**The exercise**
List every line in this data where the string "true" occurs.

::: Exercise material :::

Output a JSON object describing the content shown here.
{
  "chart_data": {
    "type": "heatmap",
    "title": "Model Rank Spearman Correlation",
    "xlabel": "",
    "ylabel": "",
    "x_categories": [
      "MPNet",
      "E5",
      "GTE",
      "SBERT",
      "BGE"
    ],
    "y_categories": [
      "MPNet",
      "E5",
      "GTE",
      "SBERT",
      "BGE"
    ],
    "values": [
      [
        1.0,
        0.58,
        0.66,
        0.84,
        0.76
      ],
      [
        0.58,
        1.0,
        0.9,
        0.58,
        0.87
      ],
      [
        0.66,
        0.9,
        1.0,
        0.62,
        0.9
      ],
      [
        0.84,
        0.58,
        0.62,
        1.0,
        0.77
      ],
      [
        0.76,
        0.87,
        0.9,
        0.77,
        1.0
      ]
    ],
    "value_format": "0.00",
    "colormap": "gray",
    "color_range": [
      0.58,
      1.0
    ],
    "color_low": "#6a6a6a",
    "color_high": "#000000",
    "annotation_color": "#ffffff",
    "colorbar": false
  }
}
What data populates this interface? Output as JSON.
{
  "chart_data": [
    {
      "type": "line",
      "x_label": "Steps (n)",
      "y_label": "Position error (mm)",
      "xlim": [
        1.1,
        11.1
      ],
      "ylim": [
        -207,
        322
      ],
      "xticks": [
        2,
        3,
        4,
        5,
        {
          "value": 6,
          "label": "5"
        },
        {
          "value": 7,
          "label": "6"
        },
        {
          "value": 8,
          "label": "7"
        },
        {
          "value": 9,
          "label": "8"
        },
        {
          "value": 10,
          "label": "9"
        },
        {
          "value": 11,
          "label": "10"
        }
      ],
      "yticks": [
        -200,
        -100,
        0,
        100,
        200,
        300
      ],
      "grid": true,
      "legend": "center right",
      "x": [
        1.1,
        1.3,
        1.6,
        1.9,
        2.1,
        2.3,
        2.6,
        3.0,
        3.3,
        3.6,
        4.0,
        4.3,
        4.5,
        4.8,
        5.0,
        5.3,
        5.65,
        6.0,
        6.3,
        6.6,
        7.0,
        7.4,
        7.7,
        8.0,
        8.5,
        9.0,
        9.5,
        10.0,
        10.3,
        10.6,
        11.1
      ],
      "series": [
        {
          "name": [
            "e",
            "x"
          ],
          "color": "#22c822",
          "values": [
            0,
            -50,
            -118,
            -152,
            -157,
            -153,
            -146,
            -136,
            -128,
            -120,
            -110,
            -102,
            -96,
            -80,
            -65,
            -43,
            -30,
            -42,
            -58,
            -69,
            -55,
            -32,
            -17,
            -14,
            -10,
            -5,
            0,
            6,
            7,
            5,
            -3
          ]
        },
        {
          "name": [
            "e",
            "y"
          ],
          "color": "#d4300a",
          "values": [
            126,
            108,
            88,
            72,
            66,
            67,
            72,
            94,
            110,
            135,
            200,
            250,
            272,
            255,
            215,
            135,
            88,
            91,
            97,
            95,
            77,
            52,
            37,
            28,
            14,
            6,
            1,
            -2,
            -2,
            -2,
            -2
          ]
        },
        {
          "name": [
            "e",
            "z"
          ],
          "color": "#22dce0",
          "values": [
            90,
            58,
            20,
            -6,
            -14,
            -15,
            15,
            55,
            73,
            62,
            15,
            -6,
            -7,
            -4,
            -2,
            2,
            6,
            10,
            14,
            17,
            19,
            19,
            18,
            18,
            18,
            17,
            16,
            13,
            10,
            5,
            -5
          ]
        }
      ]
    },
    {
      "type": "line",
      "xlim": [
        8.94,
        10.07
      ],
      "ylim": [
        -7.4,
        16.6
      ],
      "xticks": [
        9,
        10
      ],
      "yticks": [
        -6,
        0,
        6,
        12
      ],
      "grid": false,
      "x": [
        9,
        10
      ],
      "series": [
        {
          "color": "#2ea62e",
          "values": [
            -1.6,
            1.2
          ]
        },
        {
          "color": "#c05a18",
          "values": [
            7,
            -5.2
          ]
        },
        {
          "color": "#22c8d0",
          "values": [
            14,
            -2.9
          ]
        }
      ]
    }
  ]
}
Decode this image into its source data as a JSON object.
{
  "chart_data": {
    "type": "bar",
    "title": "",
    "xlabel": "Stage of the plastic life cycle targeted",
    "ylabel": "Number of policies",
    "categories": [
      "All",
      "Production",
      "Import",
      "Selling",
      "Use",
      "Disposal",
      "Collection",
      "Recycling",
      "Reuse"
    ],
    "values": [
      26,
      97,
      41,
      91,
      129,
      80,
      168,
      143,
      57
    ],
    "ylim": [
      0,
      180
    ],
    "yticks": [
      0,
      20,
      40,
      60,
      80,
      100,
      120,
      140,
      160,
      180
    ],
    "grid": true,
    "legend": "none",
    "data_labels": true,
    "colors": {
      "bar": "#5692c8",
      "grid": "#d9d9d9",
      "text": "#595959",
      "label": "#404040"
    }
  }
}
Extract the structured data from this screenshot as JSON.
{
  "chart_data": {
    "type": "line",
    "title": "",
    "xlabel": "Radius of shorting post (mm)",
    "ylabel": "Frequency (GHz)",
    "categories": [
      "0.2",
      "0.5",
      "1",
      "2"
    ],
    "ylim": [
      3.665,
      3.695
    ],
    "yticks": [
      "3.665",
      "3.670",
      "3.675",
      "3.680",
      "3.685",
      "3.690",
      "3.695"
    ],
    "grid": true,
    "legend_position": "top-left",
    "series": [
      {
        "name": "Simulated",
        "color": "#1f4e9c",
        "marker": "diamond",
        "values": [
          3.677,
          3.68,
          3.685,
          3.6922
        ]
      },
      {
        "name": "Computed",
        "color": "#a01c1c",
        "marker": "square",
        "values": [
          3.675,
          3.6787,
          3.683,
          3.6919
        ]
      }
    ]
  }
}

:::

**Finished task**
      "grid": true,
    "grid": true,
    "data_labels": true,
    "grid": true,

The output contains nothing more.